Rewrite the rows below as a numbered list, dropping any blank lines and leaving out the pictures.

[Begin Given entries]

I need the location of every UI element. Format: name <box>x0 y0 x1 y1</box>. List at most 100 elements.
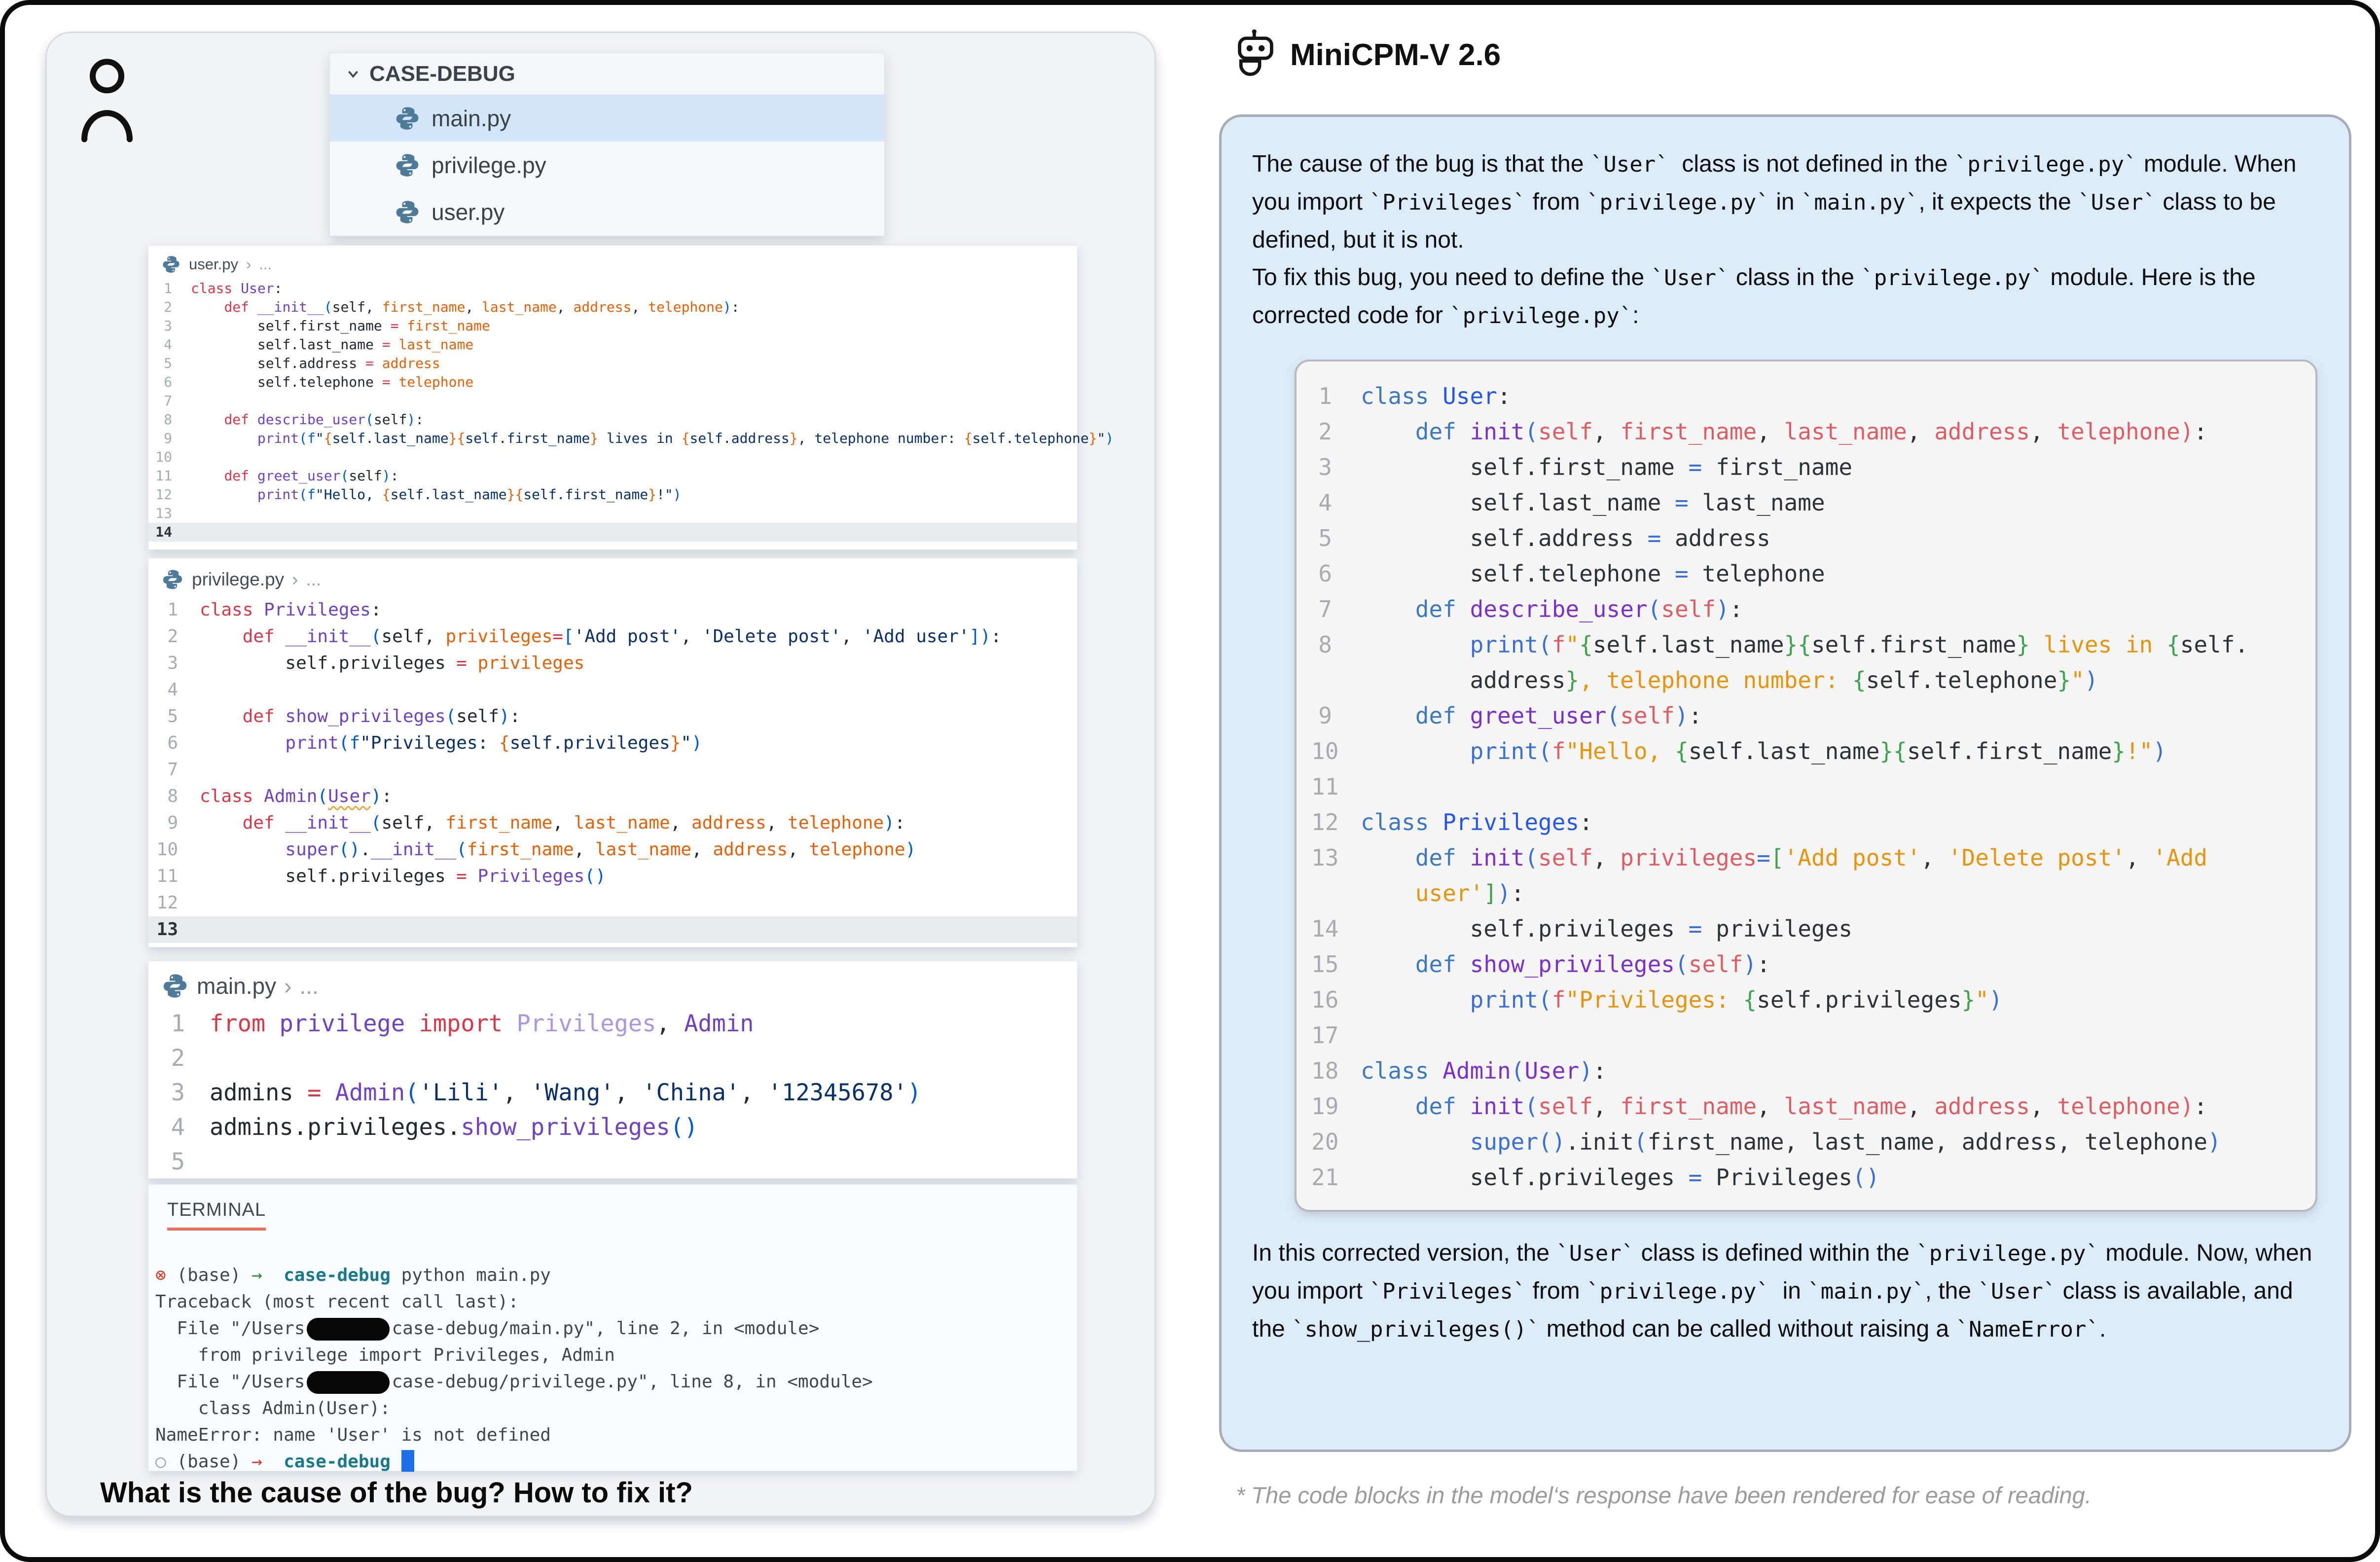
token: = <box>456 866 467 886</box>
token: (base) <box>166 1452 252 1472</box>
token <box>191 411 224 428</box>
token: describe_user <box>1470 596 1648 622</box>
editor-main-py[interactable]: main.py › ... 1from privilege import Pri… <box>148 961 1078 1179</box>
code-line: 9 print(f"{self.last_name}{self.first_na… <box>148 429 1077 448</box>
code-area[interactable]: 1class User:2 def __init__(self, first_n… <box>148 279 1077 542</box>
token: ( <box>1524 1093 1538 1120</box>
code-area[interactable]: 1class Privileges:2 def __init__(self, p… <box>148 597 1077 943</box>
line-content: self.telephone = telephone <box>1361 556 1825 591</box>
file-item-main-py[interactable]: main.py <box>330 95 884 142</box>
token: class <box>200 786 264 806</box>
line-number: 13 <box>148 916 200 943</box>
token: Admin <box>684 1010 754 1037</box>
line-number: 10 <box>1311 733 1361 769</box>
file-item-privilege-py[interactable]: privilege.py <box>330 142 884 188</box>
code-line: 5 def show_privileges(self): <box>148 703 1077 730</box>
file-item-user-py[interactable]: user.py <box>330 188 884 235</box>
token: , telephone number: <box>798 430 964 446</box>
token: self. <box>2180 631 2248 658</box>
code-line: 6 self.telephone = telephone <box>1311 556 2299 591</box>
line-content: def show_privileges(self): <box>200 703 520 730</box>
token: , <box>2126 844 2153 871</box>
token: from privilege import Privileges, Admin <box>155 1345 615 1365</box>
token <box>191 430 257 446</box>
token: address <box>382 355 440 371</box>
token: () <box>339 839 360 860</box>
token: ) <box>1716 596 1730 622</box>
token: } <box>1962 986 1976 1013</box>
breadcrumb-ellipsis: ... <box>306 569 321 590</box>
token <box>262 1452 284 1472</box>
code-line: 16 print(f"Privileges: {self.privileges}… <box>1311 982 2299 1017</box>
line-number: 3 <box>148 1076 210 1110</box>
token: f <box>1552 986 1566 1013</box>
token: : <box>391 468 399 484</box>
token: case-debug <box>284 1452 391 1472</box>
token: ( <box>1634 1128 1648 1155</box>
line-content: def __init__(self, first_name, last_name… <box>200 810 905 836</box>
token <box>200 813 243 833</box>
token: : <box>1632 302 1639 328</box>
line-number: 9 <box>1311 698 1361 733</box>
line-number: 1 <box>148 1007 210 1041</box>
line-number: 7 <box>148 757 200 783</box>
line-number <box>1311 662 1361 698</box>
line-number: 17 <box>1311 1017 1361 1053</box>
editor-privilege-py[interactable]: privilege.py › ... 1class Privileges:2 d… <box>148 558 1078 947</box>
line-number: 4 <box>148 677 200 703</box>
terminal-line: File "/Userscase-debug/privilege.py", li… <box>155 1369 1077 1395</box>
token: } <box>1879 738 1893 764</box>
token: self.last_name <box>332 430 449 446</box>
token: , <box>691 839 713 860</box>
line-number: 21 <box>1311 1160 1361 1195</box>
line-content: def init(self, first_name, last_name, ad… <box>1361 1089 2207 1124</box>
token: { <box>499 733 510 753</box>
token: `Privileges` <box>1369 1279 1526 1304</box>
terminal-panel[interactable]: TERMINAL ⊗ (base) → case-debug python ma… <box>148 1184 1078 1471</box>
line-number: 13 <box>148 504 191 523</box>
token <box>307 1371 390 1394</box>
token: = <box>382 374 391 390</box>
token: telephone <box>398 374 473 390</box>
token: { <box>964 430 973 446</box>
token: 'Delete post' <box>702 626 841 647</box>
token: method can be called without raising a <box>1540 1316 1955 1342</box>
token: show_privileges <box>285 706 445 727</box>
token: Traceback (most recent call last): <box>155 1292 519 1312</box>
token: User <box>1524 1057 1579 1084</box>
code-line: 2 def init(self, first_name, last_name, … <box>1311 414 2299 449</box>
token: self.privileges <box>1361 915 1689 942</box>
line-content: super().init(first_name, last_name, addr… <box>1361 1124 2221 1160</box>
token: ) <box>1579 1057 1593 1084</box>
token <box>1361 1128 1470 1155</box>
token: ⊗ <box>155 1265 166 1285</box>
editor-user-py[interactable]: user.py › ... 1class User:2 def __init__… <box>148 245 1078 550</box>
token <box>1361 631 1470 658</box>
file-item-label: main.py <box>432 105 511 132</box>
token: from <box>1526 189 1587 215</box>
token: def <box>243 626 286 647</box>
line-number: 1 <box>148 597 200 623</box>
token: address <box>1934 418 2030 445</box>
token: ) <box>1497 880 1511 907</box>
token: Admin <box>1442 1057 1511 1084</box>
token: show_privileges <box>1470 951 1675 978</box>
token: Privileges <box>1702 1164 1852 1191</box>
token: telephone <box>788 813 884 833</box>
token: self.last_name <box>1689 738 1880 764</box>
token: , <box>1593 1093 1620 1120</box>
token: , <box>1907 418 1934 445</box>
code-area[interactable]: 1from privilege import Privileges, Admin… <box>148 1007 1077 1179</box>
token: show_privileges <box>461 1114 670 1141</box>
token: greet_user <box>257 468 341 484</box>
token: first_name <box>382 299 466 315</box>
token: : <box>2194 1093 2207 1120</box>
explorer-root[interactable]: CASE-DEBUG <box>330 53 884 95</box>
token: ) <box>2207 1128 2221 1155</box>
editor-filename: main.py <box>197 973 276 999</box>
token: `User` <box>1556 1241 1634 1266</box>
line-number: 2 <box>1311 414 1361 449</box>
terminal-output[interactable]: ⊗ (base) → case-debug python main.pyTrac… <box>148 1262 1077 1475</box>
token: self.privileges <box>1757 986 1961 1013</box>
line-content: self.telephone = telephone <box>191 373 473 392</box>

[End Given entries]

### Exercise solution:
1. I need the location of every UI element. Format: name <box>x0 y0 x1 y1</box>. List at most 100 elements.
2. token: = <box>456 866 467 886</box>
3. token: (base) <box>166 1452 252 1472</box>
4. token <box>191 411 224 428</box>
5. token: describe_user <box>1470 596 1648 622</box>
6. editor-main-py[interactable]: main.py › ... 1from privilege import Pri… <box>148 961 1078 1179</box>
7. code-line: 9 print(f"{self.last_name}{self.first_na… <box>148 429 1077 448</box>
8. code-area[interactable]: 1class User:2 def __init__(self, first_n… <box>148 279 1077 542</box>
9. token: ( <box>1524 1093 1538 1120</box>
10. code-area[interactable]: 1class Privileges:2 def __init__(self, p… <box>148 597 1077 943</box>
11. line-content: self.telephone = telephone <box>1361 556 1825 591</box>
12. file-item-main-py[interactable]: main.py <box>330 95 884 142</box>
13. token: class <box>200 786 264 806</box>
14. line-number: 13 <box>148 916 200 943</box>
15. token: Admin <box>684 1010 754 1037</box>
16. line-number: 10 <box>1311 733 1361 769</box>
17. file-item-privilege-py[interactable]: privilege.py <box>330 142 884 188</box>
18. code-line: 5 def show_privileges(self): <box>148 703 1077 730</box>
19. file-item-user-py[interactable]: user.py <box>330 188 884 235</box>
20. token: , telephone number: <box>798 430 964 446</box>
21. token: self. <box>2180 631 2248 658</box>
22. code-line: 6 self.telephone = telephone <box>1311 556 2299 591</box>
23. line-content: def show_privileges(self): <box>200 703 520 730</box>
24. token: , <box>2126 844 2153 871</box>
25. token: from privilege import Privileges, Admin <box>155 1345 615 1365</box>
26. token <box>191 430 257 446</box>
27. token: address <box>382 355 440 371</box>
28. token: () <box>339 839 360 860</box>
29. token: ) <box>1716 596 1730 622</box>
30. token: } <box>1962 986 1976 1013</box>
31. breadcrumb-ellipsis: ... <box>306 569 321 590</box>
32. token <box>262 1452 284 1472</box>
33. code-line: 16 print(f"Privileges: {self.privileges}… <box>1311 982 2299 1017</box>
34. line-number: 3 <box>148 1076 210 1110</box>
35. token: f <box>1552 986 1566 1013</box>
36. token: : <box>391 468 399 484</box>
37. token: case-debug <box>284 1452 391 1472</box>
38. token: ( <box>1634 1128 1648 1155</box>
39. line-content: def __init__(self, first_name, last_name… <box>200 810 905 836</box>
40. token <box>200 813 243 833</box>
41. token: : <box>1632 302 1639 328</box>
42. line-number: 9 <box>1311 698 1361 733</box>
43. line-number: 1 <box>148 1007 210 1041</box>
44. line-number: 7 <box>148 757 200 783</box>
45. line-number <box>1311 662 1361 698</box>
46. line-number: 17 <box>1311 1017 1361 1053</box>
47. editor-privilege-py[interactable]: privilege.py › ... 1class Privileges:2 d… <box>148 558 1078 947</box>
48. line-number: 4 <box>148 677 200 703</box>
49. terminal-line: File "/Userscase-debug/privilege.py", li… <box>155 1369 1077 1395</box>
50. token: } <box>1879 738 1893 764</box>
51. token: self.last_name <box>332 430 449 446</box>
52. token: , <box>691 839 713 860</box>
53. line-number: 21 <box>1311 1160 1361 1195</box>
54. line-content: def init(self, first_name, last_name, ad… <box>1361 1089 2207 1124</box>
55. token: { <box>499 733 510 753</box>
56. token: `Privileges` <box>1369 1279 1526 1304</box>
57. terminal-panel[interactable]: TERMINAL ⊗ (base) → case-debug python ma… <box>148 1184 1078 1471</box>
58. line-number: 13 <box>148 504 191 523</box>
59. token <box>307 1371 390 1394</box>
60. token: = <box>382 374 391 390</box>
61. token: telephone <box>398 374 473 390</box>
62. token: { <box>964 430 973 446</box>
63. token: 'Delete post' <box>702 626 841 647</box>
64. token: method can be called without raising a <box>1540 1316 1955 1342</box>
65. token: show_privileges <box>285 706 445 727</box>
66. token: Traceback (most recent call last): <box>155 1292 519 1312</box>
67. token: User <box>1524 1057 1579 1084</box>
68. code-line: 2 def init(self, first_name, last_name, … <box>1311 414 2299 449</box>
69. token: self.privileges <box>1361 915 1689 942</box>
70. line-content: super().init(first_name, last_name, addr… <box>1361 1124 2221 1160</box>
71. token: ) <box>1579 1057 1593 1084</box>
72. token <box>1361 1128 1470 1155</box>
73. token: ⊗ <box>155 1265 166 1285</box>
74. editor-user-py[interactable]: user.py › ... 1class User:2 def __init__… <box>148 245 1078 550</box>
75. token <box>1361 631 1470 658</box>
76. file-item-label: main.py <box>432 105 511 132</box>
77. token: from <box>1526 189 1587 215</box>
78. token: def <box>243 626 286 647</box>
79. line-number: 1 <box>148 597 200 623</box>
80. token: address <box>1934 418 2030 445</box>
81. token: ) <box>1497 880 1511 907</box>
82. token: Admin <box>1442 1057 1511 1084</box>
83. token: show_privileges <box>1470 951 1675 978</box>
84. token: Privileges <box>1702 1164 1852 1191</box>
85. token: telephone <box>788 813 884 833</box>
86. token: self.last_name <box>1689 738 1880 764</box>
87. token: , <box>1593 1093 1620 1120</box>
88. token: , <box>1907 418 1934 445</box>
89. code-area[interactable]: 1from privilege import Privileges, Admin… <box>148 1007 1077 1179</box>
90. token: show_privileges <box>461 1114 670 1141</box>
91. token: greet_user <box>257 468 341 484</box>
92. token: first_name <box>382 299 466 315</box>
93. token: : <box>2194 1093 2207 1120</box>
94. explorer-root[interactable]: CASE-DEBUG <box>330 53 884 95</box>
95. token: ) <box>2207 1128 2221 1155</box>
96. editor-filename: main.py <box>197 973 276 999</box>
97. token: `User` <box>1556 1241 1634 1266</box>
98. line-number: 2 <box>1311 414 1361 449</box>
99. terminal-output[interactable]: ⊗ (base) → case-debug python main.pyTrac… <box>148 1262 1077 1475</box>
100. token: self.privileges <box>1757 986 1961 1013</box>
101. line-content: self.telephone = telephone <box>191 373 473 392</box>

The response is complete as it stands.